• _THE EXERCISE_
Write out the lines below again, substituting "Adobe Photoshop CC 2017" for every occurrence of "Adobe Photoshop CC 2015.5" and changing nothing else.

• _DATA TO USE_
==================================================

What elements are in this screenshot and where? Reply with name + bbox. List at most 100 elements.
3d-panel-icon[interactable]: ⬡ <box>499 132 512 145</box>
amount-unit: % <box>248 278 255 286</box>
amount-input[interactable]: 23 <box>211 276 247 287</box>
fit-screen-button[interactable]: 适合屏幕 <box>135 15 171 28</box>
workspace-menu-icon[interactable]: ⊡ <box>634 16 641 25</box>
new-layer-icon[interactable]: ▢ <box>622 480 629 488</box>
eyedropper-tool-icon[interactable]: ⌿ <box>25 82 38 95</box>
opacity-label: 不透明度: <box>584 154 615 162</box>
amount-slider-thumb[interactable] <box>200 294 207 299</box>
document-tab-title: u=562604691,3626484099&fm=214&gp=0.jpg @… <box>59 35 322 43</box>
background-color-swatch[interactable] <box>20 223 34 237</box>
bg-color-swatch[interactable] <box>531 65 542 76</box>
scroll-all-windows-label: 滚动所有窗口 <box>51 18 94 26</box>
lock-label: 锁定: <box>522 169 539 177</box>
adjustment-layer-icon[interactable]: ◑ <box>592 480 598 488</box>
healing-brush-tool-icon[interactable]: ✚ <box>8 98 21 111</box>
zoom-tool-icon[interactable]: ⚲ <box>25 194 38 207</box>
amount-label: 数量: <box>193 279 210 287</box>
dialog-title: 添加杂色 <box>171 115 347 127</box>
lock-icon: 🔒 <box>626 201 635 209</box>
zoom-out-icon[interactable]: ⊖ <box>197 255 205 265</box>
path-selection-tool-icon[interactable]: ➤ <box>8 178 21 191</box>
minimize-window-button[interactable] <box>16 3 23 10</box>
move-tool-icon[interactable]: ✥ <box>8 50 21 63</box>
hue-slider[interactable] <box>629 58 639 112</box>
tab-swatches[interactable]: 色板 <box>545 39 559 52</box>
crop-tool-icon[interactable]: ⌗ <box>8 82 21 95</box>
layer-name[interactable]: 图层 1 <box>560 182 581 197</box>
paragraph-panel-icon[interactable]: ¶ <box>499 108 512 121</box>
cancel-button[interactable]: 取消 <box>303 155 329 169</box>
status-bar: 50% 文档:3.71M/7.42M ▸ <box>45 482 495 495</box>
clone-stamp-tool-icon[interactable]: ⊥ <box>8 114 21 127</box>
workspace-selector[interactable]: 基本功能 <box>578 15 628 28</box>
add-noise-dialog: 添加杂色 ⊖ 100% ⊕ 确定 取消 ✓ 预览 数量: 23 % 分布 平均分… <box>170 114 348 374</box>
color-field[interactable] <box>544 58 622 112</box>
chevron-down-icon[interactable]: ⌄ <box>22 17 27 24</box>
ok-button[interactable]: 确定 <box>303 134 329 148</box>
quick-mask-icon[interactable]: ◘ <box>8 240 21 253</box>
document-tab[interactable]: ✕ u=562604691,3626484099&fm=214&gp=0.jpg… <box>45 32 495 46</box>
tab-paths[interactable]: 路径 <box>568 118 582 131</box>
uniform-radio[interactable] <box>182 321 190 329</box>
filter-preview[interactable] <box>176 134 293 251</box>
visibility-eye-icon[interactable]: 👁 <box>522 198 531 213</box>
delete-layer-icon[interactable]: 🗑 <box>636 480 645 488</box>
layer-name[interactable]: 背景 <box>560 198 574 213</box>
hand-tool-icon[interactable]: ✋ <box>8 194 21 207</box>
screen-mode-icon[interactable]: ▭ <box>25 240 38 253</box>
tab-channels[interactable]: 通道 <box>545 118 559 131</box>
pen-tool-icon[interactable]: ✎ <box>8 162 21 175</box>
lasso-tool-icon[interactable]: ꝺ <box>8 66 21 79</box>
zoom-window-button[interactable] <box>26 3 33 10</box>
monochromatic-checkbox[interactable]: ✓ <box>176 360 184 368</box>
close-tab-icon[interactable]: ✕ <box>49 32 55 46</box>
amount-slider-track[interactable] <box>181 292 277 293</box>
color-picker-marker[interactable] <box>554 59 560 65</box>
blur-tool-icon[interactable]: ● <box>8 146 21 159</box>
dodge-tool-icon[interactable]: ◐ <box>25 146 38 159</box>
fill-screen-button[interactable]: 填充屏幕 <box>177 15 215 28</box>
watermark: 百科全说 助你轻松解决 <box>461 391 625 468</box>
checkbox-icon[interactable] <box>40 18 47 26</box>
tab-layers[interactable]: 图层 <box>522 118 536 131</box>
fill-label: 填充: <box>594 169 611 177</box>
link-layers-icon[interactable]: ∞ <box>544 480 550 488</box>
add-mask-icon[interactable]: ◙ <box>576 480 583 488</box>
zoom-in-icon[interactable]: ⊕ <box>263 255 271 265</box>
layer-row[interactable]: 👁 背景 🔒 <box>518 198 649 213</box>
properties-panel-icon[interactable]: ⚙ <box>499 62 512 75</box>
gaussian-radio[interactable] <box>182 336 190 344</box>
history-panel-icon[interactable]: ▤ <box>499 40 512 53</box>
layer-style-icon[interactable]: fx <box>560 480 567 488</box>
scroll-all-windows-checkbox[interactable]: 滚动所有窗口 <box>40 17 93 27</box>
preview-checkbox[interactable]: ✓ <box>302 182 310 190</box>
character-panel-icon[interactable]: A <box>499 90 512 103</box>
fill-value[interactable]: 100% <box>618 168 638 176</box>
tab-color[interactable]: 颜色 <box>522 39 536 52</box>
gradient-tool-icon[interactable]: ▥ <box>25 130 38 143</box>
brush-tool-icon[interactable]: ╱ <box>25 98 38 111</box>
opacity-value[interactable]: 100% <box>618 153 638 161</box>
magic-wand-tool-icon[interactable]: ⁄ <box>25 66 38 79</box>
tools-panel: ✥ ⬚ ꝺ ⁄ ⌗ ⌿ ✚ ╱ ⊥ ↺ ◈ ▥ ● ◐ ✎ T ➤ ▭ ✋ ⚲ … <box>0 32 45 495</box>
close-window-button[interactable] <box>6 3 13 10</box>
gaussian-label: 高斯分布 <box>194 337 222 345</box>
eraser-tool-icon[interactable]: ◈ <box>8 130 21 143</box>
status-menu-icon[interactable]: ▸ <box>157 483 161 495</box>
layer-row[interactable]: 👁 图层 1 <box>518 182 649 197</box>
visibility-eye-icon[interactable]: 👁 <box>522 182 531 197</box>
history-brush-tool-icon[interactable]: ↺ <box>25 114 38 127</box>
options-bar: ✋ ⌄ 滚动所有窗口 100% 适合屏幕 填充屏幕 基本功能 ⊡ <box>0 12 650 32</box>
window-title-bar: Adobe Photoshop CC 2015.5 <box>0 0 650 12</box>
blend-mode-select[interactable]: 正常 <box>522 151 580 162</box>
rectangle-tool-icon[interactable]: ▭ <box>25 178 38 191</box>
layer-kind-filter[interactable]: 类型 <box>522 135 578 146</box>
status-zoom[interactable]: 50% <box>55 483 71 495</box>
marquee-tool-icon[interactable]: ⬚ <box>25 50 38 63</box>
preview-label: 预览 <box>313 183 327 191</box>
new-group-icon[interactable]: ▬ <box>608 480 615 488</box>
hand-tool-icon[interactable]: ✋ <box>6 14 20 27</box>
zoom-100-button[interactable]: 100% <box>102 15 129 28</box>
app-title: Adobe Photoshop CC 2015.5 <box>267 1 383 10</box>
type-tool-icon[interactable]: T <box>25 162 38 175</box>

==================================================

• _FULL ANSWER_
What elements are in this screenshot and where? Reply with name + bbox. List at most 100 elements.
3d-panel-icon[interactable]: ⬡ <box>499 132 512 145</box>
amount-unit: % <box>248 278 255 286</box>
amount-input[interactable]: 23 <box>211 276 247 287</box>
fit-screen-button[interactable]: 适合屏幕 <box>135 15 171 28</box>
workspace-menu-icon[interactable]: ⊡ <box>634 16 641 25</box>
new-layer-icon[interactable]: ▢ <box>622 480 629 488</box>
eyedropper-tool-icon[interactable]: ⌿ <box>25 82 38 95</box>
opacity-label: 不透明度: <box>584 154 615 162</box>
amount-slider-thumb[interactable] <box>200 294 207 299</box>
document-tab-title: u=562604691,3626484099&fm=214&gp=0.jpg @… <box>59 35 322 43</box>
background-color-swatch[interactable] <box>20 223 34 237</box>
bg-color-swatch[interactable] <box>531 65 542 76</box>
scroll-all-windows-label: 滚动所有窗口 <box>51 18 94 26</box>
lock-label: 锁定: <box>522 169 539 177</box>
adjustment-layer-icon[interactable]: ◑ <box>592 480 598 488</box>
healing-brush-tool-icon[interactable]: ✚ <box>8 98 21 111</box>
zoom-tool-icon[interactable]: ⚲ <box>25 194 38 207</box>
amount-label: 数量: <box>193 279 210 287</box>
dialog-title: 添加杂色 <box>171 115 347 127</box>
lock-icon: 🔒 <box>626 201 635 209</box>
zoom-out-icon[interactable]: ⊖ <box>197 255 205 265</box>
path-selection-tool-icon[interactable]: ➤ <box>8 178 21 191</box>
minimize-window-button[interactable] <box>16 3 23 10</box>
move-tool-icon[interactable]: ✥ <box>8 50 21 63</box>
hue-slider[interactable] <box>629 58 639 112</box>
tab-swatches[interactable]: 色板 <box>545 39 559 52</box>
crop-tool-icon[interactable]: ⌗ <box>8 82 21 95</box>
layer-name[interactable]: 图层 1 <box>560 182 581 197</box>
paragraph-panel-icon[interactable]: ¶ <box>499 108 512 121</box>
cancel-button[interactable]: 取消 <box>303 155 329 169</box>
status-bar: 50% 文档:3.71M/7.42M ▸ <box>45 482 495 495</box>
clone-stamp-tool-icon[interactable]: ⊥ <box>8 114 21 127</box>
workspace-selector[interactable]: 基本功能 <box>578 15 628 28</box>
add-noise-dialog: 添加杂色 ⊖ 100% ⊕ 确定 取消 ✓ 预览 数量: 23 % 分布 平均分… <box>170 114 348 374</box>
color-field[interactable] <box>544 58 622 112</box>
chevron-down-icon[interactable]: ⌄ <box>22 17 27 24</box>
ok-button[interactable]: 确定 <box>303 134 329 148</box>
quick-mask-icon[interactable]: ◘ <box>8 240 21 253</box>
document-tab[interactable]: ✕ u=562604691,3626484099&fm=214&gp=0.jpg… <box>45 32 495 46</box>
tab-paths[interactable]: 路径 <box>568 118 582 131</box>
uniform-radio[interactable] <box>182 321 190 329</box>
filter-preview[interactable] <box>176 134 293 251</box>
visibility-eye-icon[interactable]: 👁 <box>522 198 531 213</box>
delete-layer-icon[interactable]: 🗑 <box>636 480 645 488</box>
layer-name[interactable]: 背景 <box>560 198 574 213</box>
hand-tool-icon[interactable]: ✋ <box>8 194 21 207</box>
screen-mode-icon[interactable]: ▭ <box>25 240 38 253</box>
tab-channels[interactable]: 通道 <box>545 118 559 131</box>
pen-tool-icon[interactable]: ✎ <box>8 162 21 175</box>
lasso-tool-icon[interactable]: ꝺ <box>8 66 21 79</box>
zoom-window-button[interactable] <box>26 3 33 10</box>
monochromatic-checkbox[interactable]: ✓ <box>176 360 184 368</box>
close-tab-icon[interactable]: ✕ <box>49 32 55 46</box>
amount-slider-track[interactable] <box>181 292 277 293</box>
color-picker-marker[interactable] <box>554 59 560 65</box>
blur-tool-icon[interactable]: ● <box>8 146 21 159</box>
dodge-tool-icon[interactable]: ◐ <box>25 146 38 159</box>
fill-screen-button[interactable]: 填充屏幕 <box>177 15 215 28</box>
watermark: 百科全说 助你轻松解决 <box>461 391 625 468</box>
checkbox-icon[interactable] <box>40 18 47 26</box>
tab-layers[interactable]: 图层 <box>522 118 536 131</box>
fill-label: 填充: <box>594 169 611 177</box>
link-layers-icon[interactable]: ∞ <box>544 480 550 488</box>
add-mask-icon[interactable]: ◙ <box>576 480 583 488</box>
zoom-in-icon[interactable]: ⊕ <box>263 255 271 265</box>
layer-row[interactable]: 👁 背景 🔒 <box>518 198 649 213</box>
properties-panel-icon[interactable]: ⚙ <box>499 62 512 75</box>
gaussian-radio[interactable] <box>182 336 190 344</box>
history-panel-icon[interactable]: ▤ <box>499 40 512 53</box>
layer-style-icon[interactable]: fx <box>560 480 567 488</box>
scroll-all-windows-checkbox[interactable]: 滚动所有窗口 <box>40 17 93 27</box>
preview-checkbox[interactable]: ✓ <box>302 182 310 190</box>
character-panel-icon[interactable]: A <box>499 90 512 103</box>
fill-value[interactable]: 100% <box>618 168 638 176</box>
tab-color[interactable]: 颜色 <box>522 39 536 52</box>
gradient-tool-icon[interactable]: ▥ <box>25 130 38 143</box>
brush-tool-icon[interactable]: ╱ <box>25 98 38 111</box>
opacity-value[interactable]: 100% <box>618 153 638 161</box>
magic-wand-tool-icon[interactable]: ⁄ <box>25 66 38 79</box>
tools-panel: ✥ ⬚ ꝺ ⁄ ⌗ ⌿ ✚ ╱ ⊥ ↺ ◈ ▥ ● ◐ ✎ T ➤ ▭ ✋ ⚲ … <box>0 32 45 495</box>
close-window-button[interactable] <box>6 3 13 10</box>
gaussian-label: 高斯分布 <box>194 337 222 345</box>
eraser-tool-icon[interactable]: ◈ <box>8 130 21 143</box>
status-menu-icon[interactable]: ▸ <box>157 483 161 495</box>
layer-row[interactable]: 👁 图层 1 <box>518 182 649 197</box>
visibility-eye-icon[interactable]: 👁 <box>522 182 531 197</box>
history-brush-tool-icon[interactable]: ↺ <box>25 114 38 127</box>
options-bar: ✋ ⌄ 滚动所有窗口 100% 适合屏幕 填充屏幕 基本功能 ⊡ <box>0 12 650 32</box>
window-title-bar: Adobe Photoshop CC 2017 <box>0 0 650 12</box>
blend-mode-select[interactable]: 正常 <box>522 151 580 162</box>
rectangle-tool-icon[interactable]: ▭ <box>25 178 38 191</box>
layer-kind-filter[interactable]: 类型 <box>522 135 578 146</box>
status-zoom[interactable]: 50% <box>55 483 71 495</box>
marquee-tool-icon[interactable]: ⬚ <box>25 50 38 63</box>
preview-label: 预览 <box>313 183 327 191</box>
new-group-icon[interactable]: ▬ <box>608 480 615 488</box>
hand-tool-icon[interactable]: ✋ <box>6 14 20 27</box>
zoom-100-button[interactable]: 100% <box>102 15 129 28</box>
app-title: Adobe Photoshop CC 2017 <box>267 1 383 10</box>
type-tool-icon[interactable]: T <box>25 162 38 175</box>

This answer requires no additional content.